Instructions for the task:
Determine the count of lines holding the string "JSON". Return only the number.

▬▬▬

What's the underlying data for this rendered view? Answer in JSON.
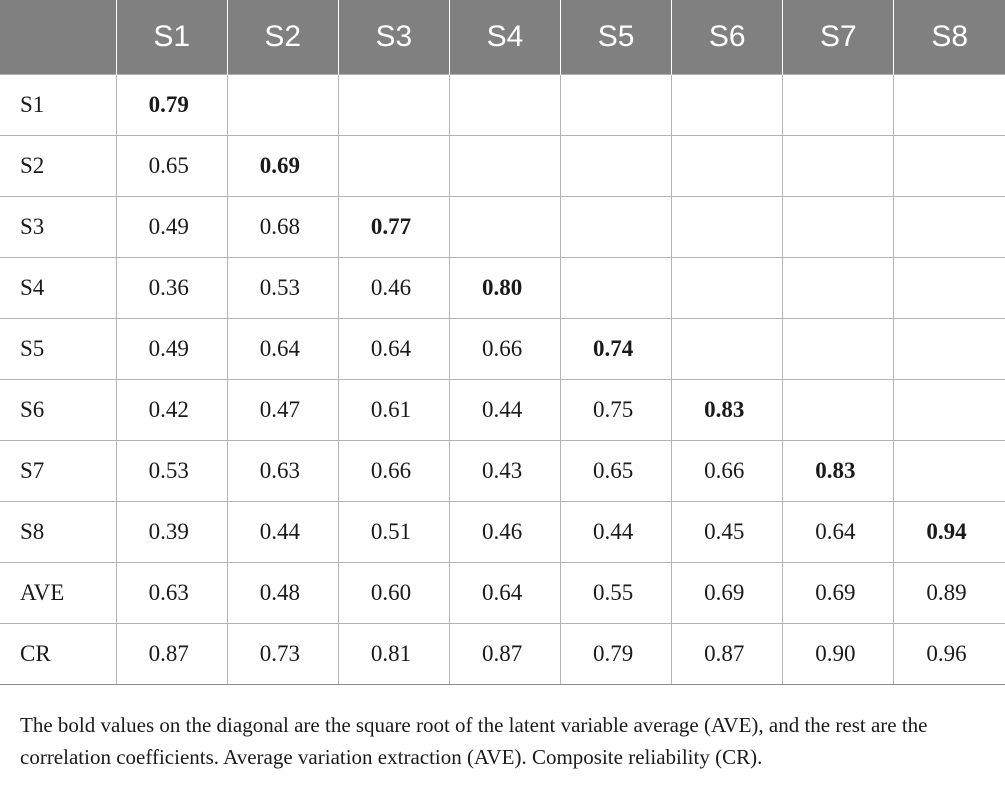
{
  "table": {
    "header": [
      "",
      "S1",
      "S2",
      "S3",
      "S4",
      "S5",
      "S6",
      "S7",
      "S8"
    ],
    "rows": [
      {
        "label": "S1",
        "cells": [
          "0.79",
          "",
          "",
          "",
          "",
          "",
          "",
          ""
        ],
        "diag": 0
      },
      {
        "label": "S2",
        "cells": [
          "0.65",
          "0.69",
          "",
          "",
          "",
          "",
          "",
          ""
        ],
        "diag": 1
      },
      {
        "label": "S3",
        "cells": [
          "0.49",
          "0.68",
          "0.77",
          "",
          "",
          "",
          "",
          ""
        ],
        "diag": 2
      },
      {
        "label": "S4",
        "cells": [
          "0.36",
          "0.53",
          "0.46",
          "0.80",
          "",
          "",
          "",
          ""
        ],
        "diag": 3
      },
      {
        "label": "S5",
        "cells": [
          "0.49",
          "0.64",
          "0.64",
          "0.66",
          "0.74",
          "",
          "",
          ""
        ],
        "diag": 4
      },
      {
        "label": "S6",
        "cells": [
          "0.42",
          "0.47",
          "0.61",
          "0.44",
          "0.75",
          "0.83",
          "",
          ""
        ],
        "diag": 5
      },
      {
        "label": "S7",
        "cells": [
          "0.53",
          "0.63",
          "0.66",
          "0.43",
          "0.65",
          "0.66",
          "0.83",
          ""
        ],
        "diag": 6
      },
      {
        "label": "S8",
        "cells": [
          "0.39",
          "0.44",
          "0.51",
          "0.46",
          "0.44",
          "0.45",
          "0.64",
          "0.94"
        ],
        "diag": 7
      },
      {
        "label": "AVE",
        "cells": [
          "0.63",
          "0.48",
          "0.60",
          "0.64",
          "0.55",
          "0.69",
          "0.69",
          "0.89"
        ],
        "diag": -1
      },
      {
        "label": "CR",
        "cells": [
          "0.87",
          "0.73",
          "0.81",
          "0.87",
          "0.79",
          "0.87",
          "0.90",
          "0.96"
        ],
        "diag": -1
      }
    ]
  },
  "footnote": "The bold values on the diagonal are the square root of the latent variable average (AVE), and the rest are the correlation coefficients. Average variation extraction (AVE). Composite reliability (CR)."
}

▬▬▬

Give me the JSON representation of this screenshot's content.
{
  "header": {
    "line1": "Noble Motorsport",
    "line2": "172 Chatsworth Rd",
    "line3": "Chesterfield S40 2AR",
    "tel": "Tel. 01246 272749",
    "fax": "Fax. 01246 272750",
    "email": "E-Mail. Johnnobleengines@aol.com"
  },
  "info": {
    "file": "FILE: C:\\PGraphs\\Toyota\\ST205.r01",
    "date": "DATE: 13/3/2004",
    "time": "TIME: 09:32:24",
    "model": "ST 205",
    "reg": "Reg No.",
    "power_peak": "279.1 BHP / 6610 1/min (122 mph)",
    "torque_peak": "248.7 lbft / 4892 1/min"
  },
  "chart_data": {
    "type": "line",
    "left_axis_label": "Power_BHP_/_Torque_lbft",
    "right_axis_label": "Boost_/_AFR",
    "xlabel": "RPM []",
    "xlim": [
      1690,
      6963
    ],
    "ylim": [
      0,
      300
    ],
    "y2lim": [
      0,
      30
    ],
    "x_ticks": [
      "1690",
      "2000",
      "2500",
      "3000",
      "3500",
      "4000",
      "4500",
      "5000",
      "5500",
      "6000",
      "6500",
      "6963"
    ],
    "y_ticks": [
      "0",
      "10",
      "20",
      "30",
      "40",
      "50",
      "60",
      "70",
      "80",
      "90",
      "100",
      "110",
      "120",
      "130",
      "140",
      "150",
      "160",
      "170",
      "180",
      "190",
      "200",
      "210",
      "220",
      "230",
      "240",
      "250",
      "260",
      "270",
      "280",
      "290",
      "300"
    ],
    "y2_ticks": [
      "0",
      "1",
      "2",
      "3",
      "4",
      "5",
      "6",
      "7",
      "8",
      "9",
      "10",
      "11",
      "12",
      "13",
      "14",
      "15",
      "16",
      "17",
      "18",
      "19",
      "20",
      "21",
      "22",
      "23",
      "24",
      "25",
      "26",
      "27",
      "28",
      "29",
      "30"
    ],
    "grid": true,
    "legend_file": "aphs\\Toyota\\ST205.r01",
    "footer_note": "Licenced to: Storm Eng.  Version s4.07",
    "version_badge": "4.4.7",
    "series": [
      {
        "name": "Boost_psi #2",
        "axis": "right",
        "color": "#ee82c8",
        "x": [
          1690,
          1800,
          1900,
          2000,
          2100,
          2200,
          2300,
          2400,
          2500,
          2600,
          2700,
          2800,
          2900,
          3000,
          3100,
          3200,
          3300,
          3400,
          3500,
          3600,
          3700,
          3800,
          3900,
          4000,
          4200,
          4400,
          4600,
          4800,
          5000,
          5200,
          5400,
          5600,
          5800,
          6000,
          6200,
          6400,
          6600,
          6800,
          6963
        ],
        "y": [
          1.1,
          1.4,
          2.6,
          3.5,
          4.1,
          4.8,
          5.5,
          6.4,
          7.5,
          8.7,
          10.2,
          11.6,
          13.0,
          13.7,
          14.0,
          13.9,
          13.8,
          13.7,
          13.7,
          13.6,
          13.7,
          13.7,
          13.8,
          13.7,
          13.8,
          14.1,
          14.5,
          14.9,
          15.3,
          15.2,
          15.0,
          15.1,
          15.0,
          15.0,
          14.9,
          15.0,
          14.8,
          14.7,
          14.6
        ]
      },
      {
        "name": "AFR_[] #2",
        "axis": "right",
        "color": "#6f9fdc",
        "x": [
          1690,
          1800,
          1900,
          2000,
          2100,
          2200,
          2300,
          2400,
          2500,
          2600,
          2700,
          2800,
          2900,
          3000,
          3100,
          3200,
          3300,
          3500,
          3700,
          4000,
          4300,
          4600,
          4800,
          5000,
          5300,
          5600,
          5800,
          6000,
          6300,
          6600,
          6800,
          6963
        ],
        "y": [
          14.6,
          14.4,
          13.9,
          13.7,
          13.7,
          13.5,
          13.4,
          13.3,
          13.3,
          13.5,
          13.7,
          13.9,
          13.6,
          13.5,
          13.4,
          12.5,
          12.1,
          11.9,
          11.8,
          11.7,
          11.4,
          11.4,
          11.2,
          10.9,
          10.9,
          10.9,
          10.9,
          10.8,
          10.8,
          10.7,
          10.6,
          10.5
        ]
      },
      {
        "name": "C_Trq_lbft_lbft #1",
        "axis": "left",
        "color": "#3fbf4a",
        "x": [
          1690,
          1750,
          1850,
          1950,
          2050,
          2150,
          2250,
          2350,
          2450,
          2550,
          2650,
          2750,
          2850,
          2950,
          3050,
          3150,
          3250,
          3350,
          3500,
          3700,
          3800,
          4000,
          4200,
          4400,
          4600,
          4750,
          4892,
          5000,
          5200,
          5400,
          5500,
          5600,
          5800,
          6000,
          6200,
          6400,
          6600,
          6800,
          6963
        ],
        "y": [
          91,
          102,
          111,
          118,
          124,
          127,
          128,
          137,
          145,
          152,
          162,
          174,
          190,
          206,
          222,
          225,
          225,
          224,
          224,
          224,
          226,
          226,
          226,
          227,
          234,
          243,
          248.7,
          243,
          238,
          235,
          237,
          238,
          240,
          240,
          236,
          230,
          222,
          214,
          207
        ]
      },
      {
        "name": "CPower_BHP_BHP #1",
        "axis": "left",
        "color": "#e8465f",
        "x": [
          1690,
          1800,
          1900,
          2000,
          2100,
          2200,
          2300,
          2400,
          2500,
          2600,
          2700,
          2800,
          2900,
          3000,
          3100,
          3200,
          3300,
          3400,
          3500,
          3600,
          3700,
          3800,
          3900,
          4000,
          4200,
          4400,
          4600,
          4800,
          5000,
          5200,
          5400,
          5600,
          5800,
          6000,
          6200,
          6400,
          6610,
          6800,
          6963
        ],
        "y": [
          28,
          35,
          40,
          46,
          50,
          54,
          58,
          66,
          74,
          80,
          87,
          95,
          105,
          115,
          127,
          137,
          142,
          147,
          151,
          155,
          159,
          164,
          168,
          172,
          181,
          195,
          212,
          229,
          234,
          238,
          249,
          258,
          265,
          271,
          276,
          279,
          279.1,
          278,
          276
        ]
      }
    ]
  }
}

▬▬▬

Correct result:
2